#### [EXERCISE AIM]
From the listing below, copy every line with the word "circle".

#### [INFORMATION PROVIDED]
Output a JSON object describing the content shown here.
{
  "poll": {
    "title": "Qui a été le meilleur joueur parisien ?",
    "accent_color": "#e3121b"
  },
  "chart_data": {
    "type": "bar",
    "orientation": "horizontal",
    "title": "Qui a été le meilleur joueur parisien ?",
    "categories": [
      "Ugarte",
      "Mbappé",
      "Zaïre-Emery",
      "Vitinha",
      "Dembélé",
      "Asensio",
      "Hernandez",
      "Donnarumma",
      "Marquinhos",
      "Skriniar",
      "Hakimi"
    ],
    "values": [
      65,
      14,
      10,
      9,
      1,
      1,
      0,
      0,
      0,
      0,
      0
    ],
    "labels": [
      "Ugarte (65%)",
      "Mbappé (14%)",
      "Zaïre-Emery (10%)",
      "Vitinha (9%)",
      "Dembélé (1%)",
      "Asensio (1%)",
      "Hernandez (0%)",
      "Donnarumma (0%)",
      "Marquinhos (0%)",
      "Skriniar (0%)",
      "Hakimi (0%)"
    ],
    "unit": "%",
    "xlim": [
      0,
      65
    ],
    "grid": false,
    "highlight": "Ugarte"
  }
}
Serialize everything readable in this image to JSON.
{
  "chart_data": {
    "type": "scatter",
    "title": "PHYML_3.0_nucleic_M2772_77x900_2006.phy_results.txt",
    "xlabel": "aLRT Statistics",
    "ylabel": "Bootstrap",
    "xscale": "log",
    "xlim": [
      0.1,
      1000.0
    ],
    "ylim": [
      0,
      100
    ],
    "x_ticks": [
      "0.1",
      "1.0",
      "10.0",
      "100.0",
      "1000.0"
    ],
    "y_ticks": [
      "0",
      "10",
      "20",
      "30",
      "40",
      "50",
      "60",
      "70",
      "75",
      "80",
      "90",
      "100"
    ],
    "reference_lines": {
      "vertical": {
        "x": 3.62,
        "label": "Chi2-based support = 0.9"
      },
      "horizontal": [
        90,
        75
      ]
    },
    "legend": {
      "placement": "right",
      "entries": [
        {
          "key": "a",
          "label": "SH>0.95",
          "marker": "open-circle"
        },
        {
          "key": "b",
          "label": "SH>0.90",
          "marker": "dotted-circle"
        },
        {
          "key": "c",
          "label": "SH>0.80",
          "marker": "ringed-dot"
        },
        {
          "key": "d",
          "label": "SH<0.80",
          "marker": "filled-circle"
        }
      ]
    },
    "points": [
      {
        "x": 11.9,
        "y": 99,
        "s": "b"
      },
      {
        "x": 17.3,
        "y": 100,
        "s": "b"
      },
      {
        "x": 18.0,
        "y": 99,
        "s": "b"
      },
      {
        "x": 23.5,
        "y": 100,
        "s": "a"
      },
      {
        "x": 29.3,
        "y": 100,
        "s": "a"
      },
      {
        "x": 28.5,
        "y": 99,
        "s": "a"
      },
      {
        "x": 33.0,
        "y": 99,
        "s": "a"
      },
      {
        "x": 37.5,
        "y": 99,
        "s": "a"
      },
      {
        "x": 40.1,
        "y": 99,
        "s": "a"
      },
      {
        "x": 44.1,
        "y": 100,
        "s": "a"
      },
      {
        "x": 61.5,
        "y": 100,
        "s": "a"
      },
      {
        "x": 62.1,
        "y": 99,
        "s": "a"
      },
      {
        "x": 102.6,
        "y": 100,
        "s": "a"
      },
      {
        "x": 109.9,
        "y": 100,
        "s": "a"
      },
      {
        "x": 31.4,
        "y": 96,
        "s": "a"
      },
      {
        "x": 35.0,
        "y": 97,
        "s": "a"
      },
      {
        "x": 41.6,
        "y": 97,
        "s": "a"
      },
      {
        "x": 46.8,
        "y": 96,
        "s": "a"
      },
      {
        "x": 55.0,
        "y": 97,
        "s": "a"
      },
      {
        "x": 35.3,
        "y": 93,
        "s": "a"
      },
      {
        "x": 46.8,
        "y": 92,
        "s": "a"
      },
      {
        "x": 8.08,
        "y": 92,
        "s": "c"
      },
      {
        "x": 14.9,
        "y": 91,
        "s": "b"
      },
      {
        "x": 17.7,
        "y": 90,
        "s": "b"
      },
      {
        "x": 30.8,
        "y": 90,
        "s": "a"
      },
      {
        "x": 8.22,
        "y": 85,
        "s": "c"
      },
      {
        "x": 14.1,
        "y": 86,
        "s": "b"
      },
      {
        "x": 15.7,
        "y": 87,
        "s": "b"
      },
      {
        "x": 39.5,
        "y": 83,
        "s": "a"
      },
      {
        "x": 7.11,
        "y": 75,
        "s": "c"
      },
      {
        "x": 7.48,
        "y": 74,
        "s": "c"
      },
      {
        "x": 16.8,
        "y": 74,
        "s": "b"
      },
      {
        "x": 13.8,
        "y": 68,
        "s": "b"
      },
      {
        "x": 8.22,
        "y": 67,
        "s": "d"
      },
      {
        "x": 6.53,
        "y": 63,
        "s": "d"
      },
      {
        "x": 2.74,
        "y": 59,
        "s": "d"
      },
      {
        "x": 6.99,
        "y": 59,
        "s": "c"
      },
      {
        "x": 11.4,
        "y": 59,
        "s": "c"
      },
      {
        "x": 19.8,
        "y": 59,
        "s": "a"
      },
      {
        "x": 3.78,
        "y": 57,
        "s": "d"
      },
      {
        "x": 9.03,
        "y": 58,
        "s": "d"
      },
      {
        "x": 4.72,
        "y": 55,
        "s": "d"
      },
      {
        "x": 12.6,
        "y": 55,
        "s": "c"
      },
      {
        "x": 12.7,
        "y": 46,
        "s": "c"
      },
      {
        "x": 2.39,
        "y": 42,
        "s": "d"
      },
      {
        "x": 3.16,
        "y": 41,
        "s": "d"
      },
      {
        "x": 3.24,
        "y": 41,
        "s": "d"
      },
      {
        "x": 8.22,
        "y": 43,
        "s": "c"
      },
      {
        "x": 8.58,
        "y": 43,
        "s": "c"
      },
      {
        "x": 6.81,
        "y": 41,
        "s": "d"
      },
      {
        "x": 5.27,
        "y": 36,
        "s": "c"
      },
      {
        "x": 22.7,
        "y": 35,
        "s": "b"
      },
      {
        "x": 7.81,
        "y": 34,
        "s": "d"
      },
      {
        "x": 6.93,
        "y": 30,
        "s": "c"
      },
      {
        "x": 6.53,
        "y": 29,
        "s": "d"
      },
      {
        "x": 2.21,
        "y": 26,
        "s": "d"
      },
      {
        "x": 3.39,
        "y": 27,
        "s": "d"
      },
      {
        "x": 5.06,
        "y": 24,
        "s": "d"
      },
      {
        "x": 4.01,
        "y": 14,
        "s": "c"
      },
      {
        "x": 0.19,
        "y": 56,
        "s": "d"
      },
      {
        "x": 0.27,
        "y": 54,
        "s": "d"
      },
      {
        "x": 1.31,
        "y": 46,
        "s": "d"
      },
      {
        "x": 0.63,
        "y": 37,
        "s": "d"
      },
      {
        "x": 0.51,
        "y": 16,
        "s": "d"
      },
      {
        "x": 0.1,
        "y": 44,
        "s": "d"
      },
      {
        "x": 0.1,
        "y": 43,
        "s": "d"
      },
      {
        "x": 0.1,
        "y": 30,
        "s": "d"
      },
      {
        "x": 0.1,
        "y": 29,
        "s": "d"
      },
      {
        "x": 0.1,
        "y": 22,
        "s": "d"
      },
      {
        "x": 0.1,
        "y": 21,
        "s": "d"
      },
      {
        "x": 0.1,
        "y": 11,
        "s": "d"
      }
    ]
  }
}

#### [RESULT FOR THIS TASK]
          "marker": "open-circle"
          "marker": "dotted-circle"
          "marker": "filled-circle"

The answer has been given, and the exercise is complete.